***** Data to use *****
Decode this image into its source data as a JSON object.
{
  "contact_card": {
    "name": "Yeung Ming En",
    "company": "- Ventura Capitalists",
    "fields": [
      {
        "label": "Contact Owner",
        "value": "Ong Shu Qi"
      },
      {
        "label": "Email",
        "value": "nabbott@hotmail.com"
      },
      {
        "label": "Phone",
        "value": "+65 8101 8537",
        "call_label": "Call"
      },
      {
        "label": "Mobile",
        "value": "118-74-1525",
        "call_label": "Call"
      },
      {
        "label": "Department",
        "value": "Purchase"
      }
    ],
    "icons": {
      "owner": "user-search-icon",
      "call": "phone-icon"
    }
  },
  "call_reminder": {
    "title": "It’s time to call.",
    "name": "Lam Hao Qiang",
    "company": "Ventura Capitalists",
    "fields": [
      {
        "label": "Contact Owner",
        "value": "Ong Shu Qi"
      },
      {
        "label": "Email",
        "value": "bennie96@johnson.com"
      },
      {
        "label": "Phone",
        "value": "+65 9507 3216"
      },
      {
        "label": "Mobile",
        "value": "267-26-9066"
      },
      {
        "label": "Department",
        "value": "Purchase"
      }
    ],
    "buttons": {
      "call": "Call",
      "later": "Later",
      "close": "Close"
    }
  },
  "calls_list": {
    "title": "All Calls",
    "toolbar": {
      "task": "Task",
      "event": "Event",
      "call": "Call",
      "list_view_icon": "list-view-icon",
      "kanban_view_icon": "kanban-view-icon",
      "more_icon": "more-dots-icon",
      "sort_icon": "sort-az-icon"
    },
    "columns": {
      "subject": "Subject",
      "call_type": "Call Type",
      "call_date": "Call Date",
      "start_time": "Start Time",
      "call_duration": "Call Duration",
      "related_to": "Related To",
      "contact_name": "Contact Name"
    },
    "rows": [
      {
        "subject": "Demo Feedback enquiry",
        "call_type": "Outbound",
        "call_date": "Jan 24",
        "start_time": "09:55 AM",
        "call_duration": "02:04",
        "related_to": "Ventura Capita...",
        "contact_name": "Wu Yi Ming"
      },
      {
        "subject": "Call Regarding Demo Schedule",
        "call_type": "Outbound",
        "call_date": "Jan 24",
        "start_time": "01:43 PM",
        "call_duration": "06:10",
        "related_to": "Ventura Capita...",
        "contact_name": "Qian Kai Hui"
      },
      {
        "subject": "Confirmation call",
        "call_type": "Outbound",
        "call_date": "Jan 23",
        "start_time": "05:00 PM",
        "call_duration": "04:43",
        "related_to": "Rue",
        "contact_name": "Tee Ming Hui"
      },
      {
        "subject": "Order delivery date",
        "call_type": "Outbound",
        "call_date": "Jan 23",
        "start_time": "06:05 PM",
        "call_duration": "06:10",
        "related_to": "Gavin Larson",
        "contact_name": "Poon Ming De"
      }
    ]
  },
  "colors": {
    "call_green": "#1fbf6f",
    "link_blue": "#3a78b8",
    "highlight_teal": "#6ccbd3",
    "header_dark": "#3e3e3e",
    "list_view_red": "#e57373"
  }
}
*****
Give back the whole listing exactly as it reads.

**Task solution**
Decode this image into its source data as a JSON object.
{
  "contact_card": {
    "name": "Yeung Ming En",
    "company": "- Ventura Capitalists",
    "fields": [
      {
        "label": "Contact Owner",
        "value": "Ong Shu Qi"
      },
      {
        "label": "Email",
        "value": "nabbott@hotmail.com"
      },
      {
        "label": "Phone",
        "value": "+65 8101 8537",
        "call_label": "Call"
      },
      {
        "label": "Mobile",
        "value": "118-74-1525",
        "call_label": "Call"
      },
      {
        "label": "Department",
        "value": "Purchase"
      }
    ],
    "icons": {
      "owner": "user-search-icon",
      "call": "phone-icon"
    }
  },
  "call_reminder": {
    "title": "It’s time to call.",
    "name": "Lam Hao Qiang",
    "company": "Ventura Capitalists",
    "fields": [
      {
        "label": "Contact Owner",
        "value": "Ong Shu Qi"
      },
      {
        "label": "Email",
        "value": "bennie96@johnson.com"
      },
      {
        "label": "Phone",
        "value": "+65 9507 3216"
      },
      {
        "label": "Mobile",
        "value": "267-26-9066"
      },
      {
        "label": "Department",
        "value": "Purchase"
      }
    ],
    "buttons": {
      "call": "Call",
      "later": "Later",
      "close": "Close"
    }
  },
  "calls_list": {
    "title": "All Calls",
    "toolbar": {
      "task": "Task",
      "event": "Event",
      "call": "Call",
      "list_view_icon": "list-view-icon",
      "kanban_view_icon": "kanban-view-icon",
      "more_icon": "more-dots-icon",
      "sort_icon": "sort-az-icon"
    },
    "columns": {
      "subject": "Subject",
      "call_type": "Call Type",
      "call_date": "Call Date",
      "start_time": "Start Time",
      "call_duration": "Call Duration",
      "related_to": "Related To",
      "contact_name": "Contact Name"
    },
    "rows": [
      {
        "subject": "Demo Feedback enquiry",
        "call_type": "Outbound",
        "call_date": "Jan 24",
        "start_time": "09:55 AM",
        "call_duration": "02:04",
        "related_to": "Ventura Capita...",
        "contact_name": "Wu Yi Ming"
      },
      {
        "subject": "Call Regarding Demo Schedule",
        "call_type": "Outbound",
        "call_date": "Jan 24",
        "start_time": "01:43 PM",
        "call_duration": "06:10",
        "related_to": "Ventura Capita...",
        "contact_name": "Qian Kai Hui"
      },
      {
        "subject": "Confirmation call",
        "call_type": "Outbound",
        "call_date": "Jan 23",
        "start_time": "05:00 PM",
        "call_duration": "04:43",
        "related_to": "Rue",
        "contact_name": "Tee Ming Hui"
      },
      {
        "subject": "Order delivery date",
        "call_type": "Outbound",
        "call_date": "Jan 23",
        "start_time": "06:05 PM",
        "call_duration": "06:10",
        "related_to": "Gavin Larson",
        "contact_name": "Poon Ming De"
      }
    ]
  },
  "colors": {
    "call_green": "#1fbf6f",
    "link_blue": "#3a78b8",
    "highlight_teal": "#6ccbd3",
    "header_dark": "#3e3e3e",
    "list_view_red": "#e57373"
  }
}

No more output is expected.